---------- Given passage ----------

With McNally's BLUFF, which appears to be the final book in the series, the McNally family's carnival history "secret" is coming full circle...
I didn't want to see that circus circle closing, or stepping fully out of the closet in all its gore and glory. If I saw that too clearly, I might have to accept an underlying significance that # 13 is truly the end of this series. No!
If that is so, however, McNally's BLUFF accomplished that honor of closing this series with amazing grace and literary panache!
In view of this speculation, I needed to read BLUFF on one of my slowest savor speeds. As I did so, I gradually came to love the perfection of the jacket on the hardcover. Actually, the paperback design is appealingly interesting, too, given the above perspective.
When I was more than half-way through the book, I noticed that the most current paperback design was very different; it applied an ebony background with a maze hedge stylized with a target in its center. Possibly due to the brain's need to "connect dots" that center symbol flashed my focus to the target used for Susan Silverman's practice with a fire arm in CRIMSON ROSE, # 15 in Robert B. Parker's Spenser series, which I reviewed recently. For some reason I continue seeing links between Spenser's world and Archy's, and what a stretch that is! I wrote about that brain spark in my review of McNally's SECRET.
Though this may be my last McNally novel to review, I can offset that loss by looking forward to the several Spenser novels I haven't yet read. That thought takes me to my novels; my very first thought (actually it felt like a craving) after having finished writing each of them was, "I wish I could read this novel fresh, without having written it."
Thus, it is with added thanks that I have more Spenser novels to experience from that fresh very first time of reading. And, that pleasant awareness brings to focus for me the contrast of the author paths involved in the creation and endurance of Spenser and Archy McNally. I believe both situations have brought "amazing" (a prominent word in BLUFF) cultural insights to the history of literature and the mysteries of life.

---------- Recorded information ----------

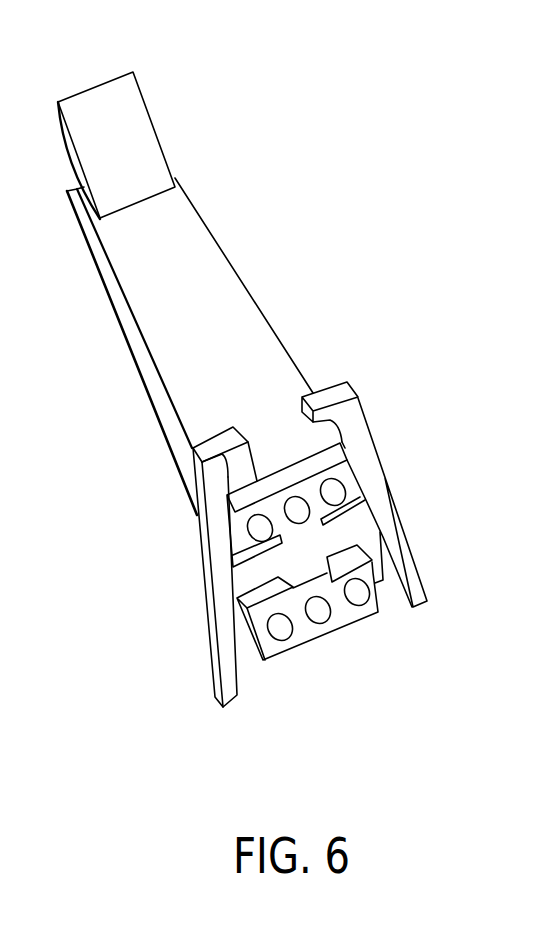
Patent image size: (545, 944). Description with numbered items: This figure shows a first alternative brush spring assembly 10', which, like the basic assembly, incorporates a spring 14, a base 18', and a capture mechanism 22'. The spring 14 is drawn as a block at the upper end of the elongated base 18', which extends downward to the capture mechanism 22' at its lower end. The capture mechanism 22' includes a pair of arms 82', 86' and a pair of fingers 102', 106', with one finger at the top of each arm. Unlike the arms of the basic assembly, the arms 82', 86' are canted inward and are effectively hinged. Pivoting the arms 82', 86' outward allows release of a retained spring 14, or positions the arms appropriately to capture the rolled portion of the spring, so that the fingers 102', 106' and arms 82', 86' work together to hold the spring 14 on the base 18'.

The brush spring assembly 10' is at (300, 382).
The spring 14 is at (163, 123).
The base 18' is at (203, 346).
The capture mechanism 22' is at (300, 503).
The arm 82' is at (170, 577).
The arm 86' is at (411, 502).
The finger 102' is at (157, 465).
The finger 106' is at (350, 370).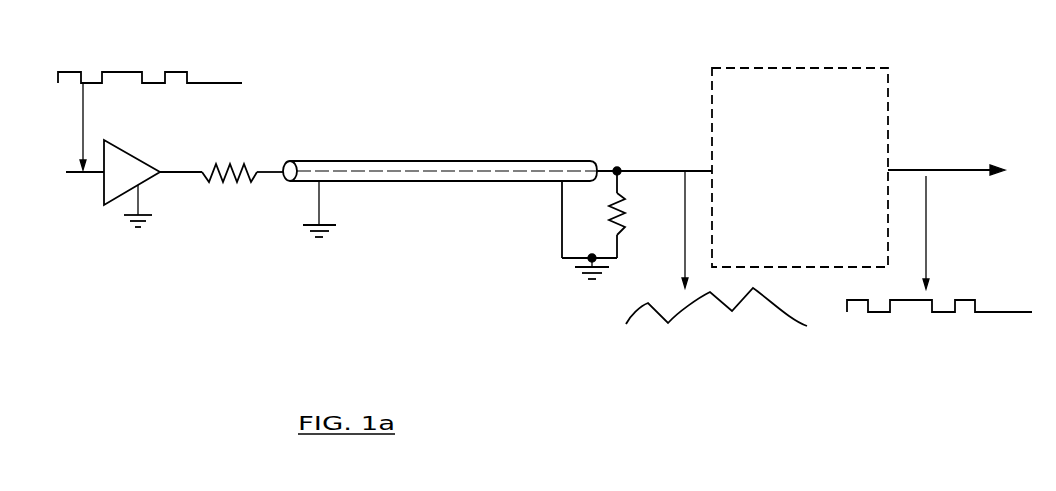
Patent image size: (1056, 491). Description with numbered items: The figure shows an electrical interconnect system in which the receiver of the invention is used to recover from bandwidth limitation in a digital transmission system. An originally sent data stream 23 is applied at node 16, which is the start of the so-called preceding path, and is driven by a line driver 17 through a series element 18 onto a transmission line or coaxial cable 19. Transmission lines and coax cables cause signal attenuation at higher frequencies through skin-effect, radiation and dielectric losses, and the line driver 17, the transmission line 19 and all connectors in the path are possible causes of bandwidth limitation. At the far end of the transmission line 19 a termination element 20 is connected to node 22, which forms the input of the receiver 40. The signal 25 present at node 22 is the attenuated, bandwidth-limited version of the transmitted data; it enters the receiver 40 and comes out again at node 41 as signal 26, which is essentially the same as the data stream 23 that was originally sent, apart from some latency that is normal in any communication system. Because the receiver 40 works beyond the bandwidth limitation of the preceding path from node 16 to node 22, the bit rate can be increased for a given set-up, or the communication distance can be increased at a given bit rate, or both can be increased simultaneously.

The input node 16 is at (85, 176).
The line driver 17 is at (140, 158).
The source resistor 18 is at (228, 183).
The transmission line or coaxial cable 19 is at (395, 183).
The termination resistor 20 is at (628, 217).
The input node of receiver 22 is at (637, 168).
The data stream 23 is at (117, 72).
The signal at node 22 25 is at (665, 323).
The output signal 26 is at (967, 300).
The receiver 40 is at (760, 67).
The output node 41 is at (915, 168).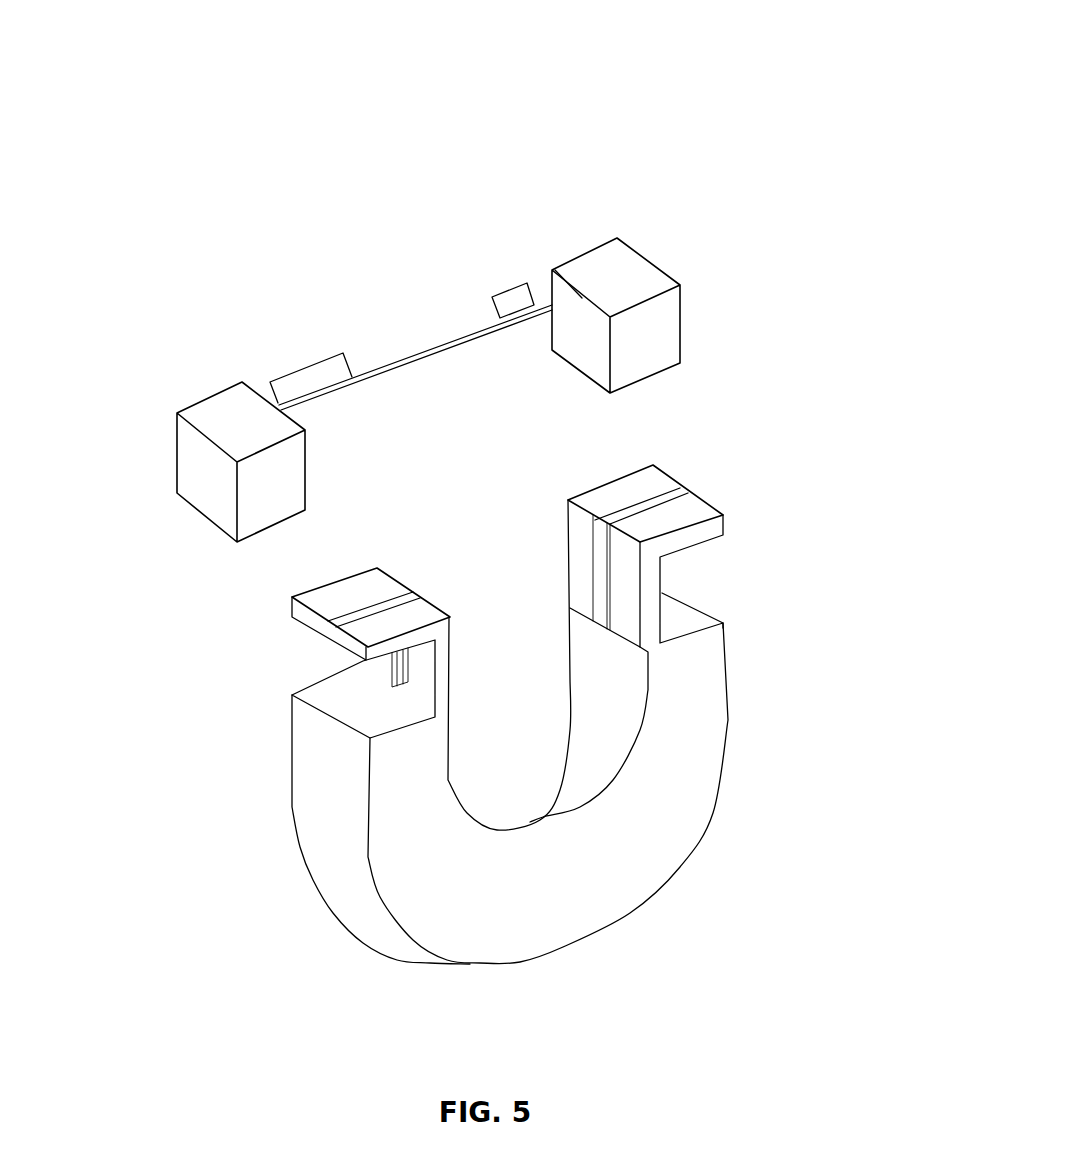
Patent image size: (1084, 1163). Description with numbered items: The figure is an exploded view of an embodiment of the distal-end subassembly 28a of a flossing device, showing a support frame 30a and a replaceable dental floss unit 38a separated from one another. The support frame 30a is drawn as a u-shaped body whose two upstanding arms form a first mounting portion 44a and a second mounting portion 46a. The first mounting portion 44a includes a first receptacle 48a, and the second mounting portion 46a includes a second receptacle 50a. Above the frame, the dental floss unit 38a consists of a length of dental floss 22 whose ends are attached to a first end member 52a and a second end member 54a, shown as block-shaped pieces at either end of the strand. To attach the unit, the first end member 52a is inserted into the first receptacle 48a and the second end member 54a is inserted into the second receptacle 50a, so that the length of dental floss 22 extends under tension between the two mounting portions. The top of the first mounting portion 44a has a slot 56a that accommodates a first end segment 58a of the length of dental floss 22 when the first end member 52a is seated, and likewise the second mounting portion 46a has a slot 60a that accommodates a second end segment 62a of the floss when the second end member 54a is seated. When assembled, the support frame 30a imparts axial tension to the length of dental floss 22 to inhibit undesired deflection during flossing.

The distal-end subassembly 28a is at (203, 117).
The dental floss unit 38a is at (602, 142).
The length of dental floss 22 is at (435, 352).
The first end member 52a is at (217, 397).
The second end member 54a is at (650, 262).
The first end segment 58a is at (307, 365).
The second end segment 62a is at (525, 280).
The support frame 30a is at (795, 688).
The first mounting portion 44a is at (245, 600).
The second mounting portion 46a is at (745, 425).
The slot 56a is at (365, 605).
The slot 60a is at (643, 500).
The first receptacle 48a is at (272, 681).
The second receptacle 50a is at (710, 575).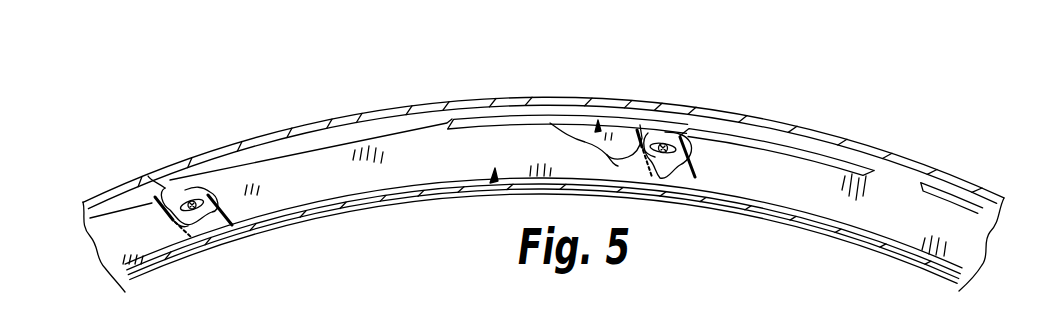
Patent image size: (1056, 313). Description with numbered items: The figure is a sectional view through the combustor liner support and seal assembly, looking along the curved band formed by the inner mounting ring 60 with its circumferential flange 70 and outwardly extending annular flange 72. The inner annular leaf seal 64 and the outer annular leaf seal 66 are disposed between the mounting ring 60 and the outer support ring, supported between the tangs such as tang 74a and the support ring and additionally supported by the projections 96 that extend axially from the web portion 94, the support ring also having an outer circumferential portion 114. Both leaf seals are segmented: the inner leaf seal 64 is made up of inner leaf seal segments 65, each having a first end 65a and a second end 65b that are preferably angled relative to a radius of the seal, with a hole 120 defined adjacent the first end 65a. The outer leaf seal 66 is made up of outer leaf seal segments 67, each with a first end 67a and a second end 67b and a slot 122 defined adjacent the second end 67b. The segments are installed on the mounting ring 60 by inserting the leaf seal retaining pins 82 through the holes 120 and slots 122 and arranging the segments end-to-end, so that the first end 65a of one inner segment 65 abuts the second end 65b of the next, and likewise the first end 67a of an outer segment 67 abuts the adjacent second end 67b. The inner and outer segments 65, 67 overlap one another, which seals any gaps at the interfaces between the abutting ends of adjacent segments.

The inner mounting ring 60 is at (50, 6).
The tang 74a is at (926, 6).
The inner annular leaf seal 64 is at (598, 122).
The inner leaf seal segment 65 is at (198, 188).
The first end 65a is at (165, 192).
The second end 65b is at (175, 190).
The outer annular leaf seal 66 is at (494, 180).
The outer leaf seal segment 67 is at (134, 283).
The first end 67a is at (248, 230).
The second end 67b is at (265, 233).
The circumferential flange 70 is at (353, 210).
The annular flange 72 is at (386, 193).
The leaf seal retaining pin 82 is at (200, 238).
The web portion 94 is at (459, 113).
The projection 96 is at (86, 200).
The outer circumferential portion 114 is at (300, 120).
The hole 120 is at (192, 200).
The slot 122 is at (724, 115).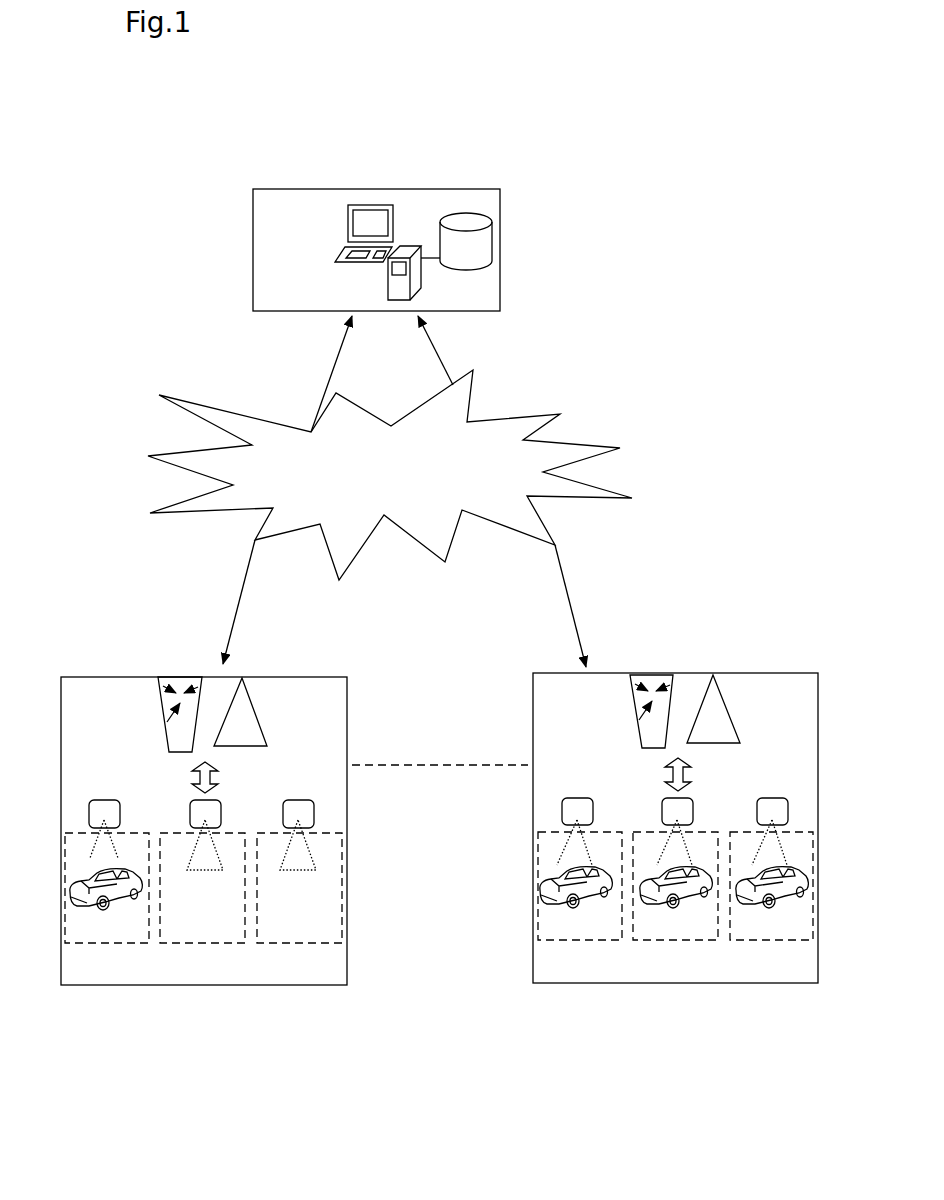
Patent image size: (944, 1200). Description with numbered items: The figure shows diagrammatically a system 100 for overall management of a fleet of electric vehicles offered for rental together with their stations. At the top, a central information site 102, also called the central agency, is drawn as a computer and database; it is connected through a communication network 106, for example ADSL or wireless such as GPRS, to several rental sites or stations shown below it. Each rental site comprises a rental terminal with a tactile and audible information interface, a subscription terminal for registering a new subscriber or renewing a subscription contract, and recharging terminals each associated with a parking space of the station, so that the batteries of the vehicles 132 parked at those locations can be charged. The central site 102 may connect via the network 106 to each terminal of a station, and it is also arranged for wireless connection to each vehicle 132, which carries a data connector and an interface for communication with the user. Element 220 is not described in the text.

The system 100 is at (186, 192).
The central information site 102 is at (500, 242).
The communication network 106 is at (523, 415).
The vehicle 132 is at (103, 903).
The sensor detection field 220 is at (113, 850).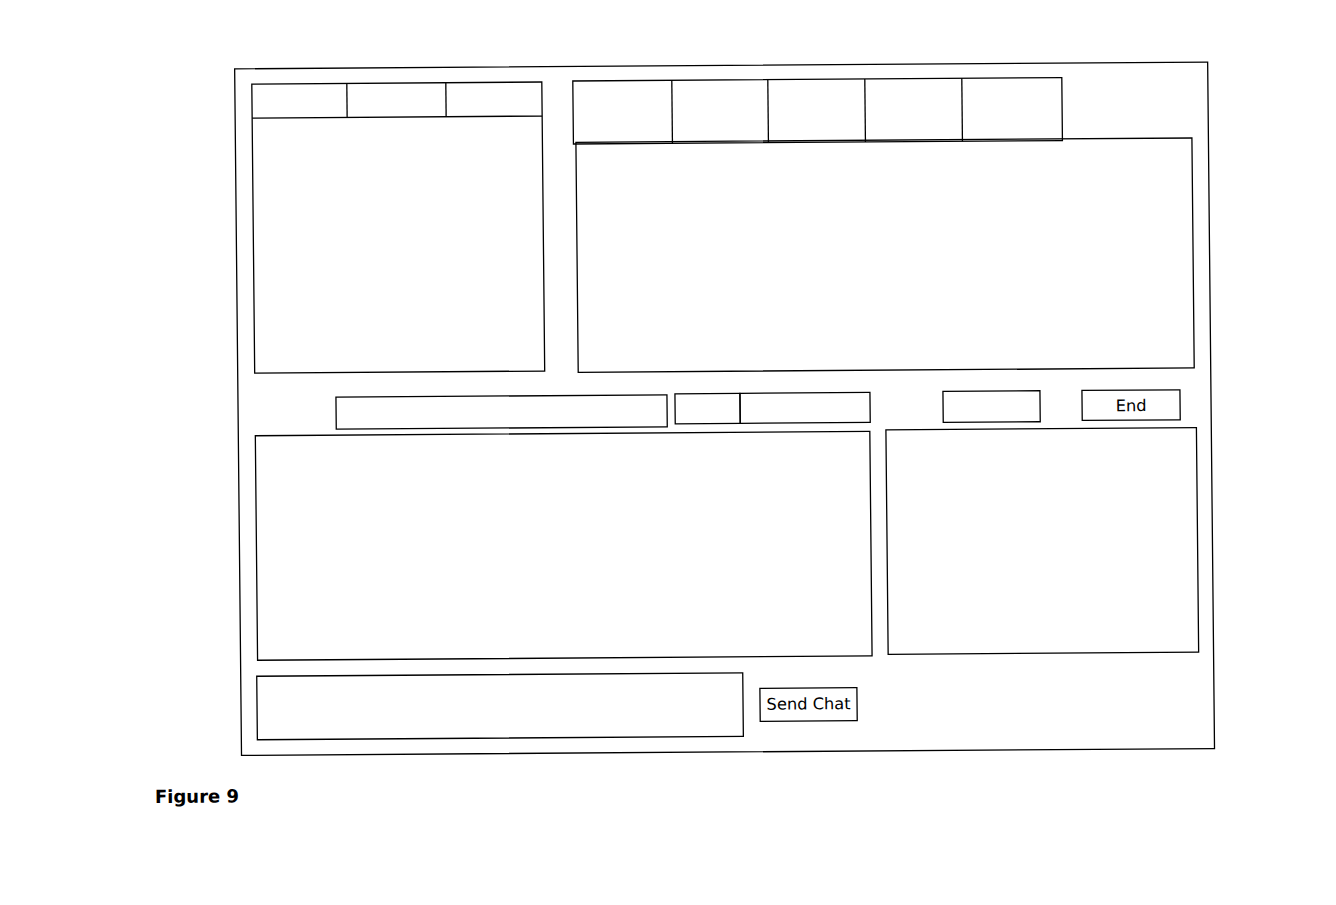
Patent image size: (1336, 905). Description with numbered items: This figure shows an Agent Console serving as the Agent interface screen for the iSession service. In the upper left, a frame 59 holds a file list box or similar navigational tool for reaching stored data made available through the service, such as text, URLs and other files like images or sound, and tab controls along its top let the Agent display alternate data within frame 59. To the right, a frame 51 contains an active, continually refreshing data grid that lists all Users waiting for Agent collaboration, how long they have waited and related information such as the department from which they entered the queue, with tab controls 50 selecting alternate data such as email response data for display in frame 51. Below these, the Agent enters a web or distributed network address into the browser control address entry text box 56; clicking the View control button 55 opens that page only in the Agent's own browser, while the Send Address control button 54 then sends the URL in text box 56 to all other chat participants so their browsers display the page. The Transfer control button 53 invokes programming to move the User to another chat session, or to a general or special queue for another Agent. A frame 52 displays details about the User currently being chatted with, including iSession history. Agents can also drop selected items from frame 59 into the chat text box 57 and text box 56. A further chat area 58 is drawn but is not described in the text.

----------

What you will do: Reproduce word for word the stretch of the book review from "In view of this" through "the above perspective.".

Written solution:
In view of this speculation, I needed to read BLUFF on one of my slowest savor speeds. As I did so, I gradually came to love the perfection of the jacket on the hardcover. Actually, the paperback design is appealingly interesting, too, given the above perspective.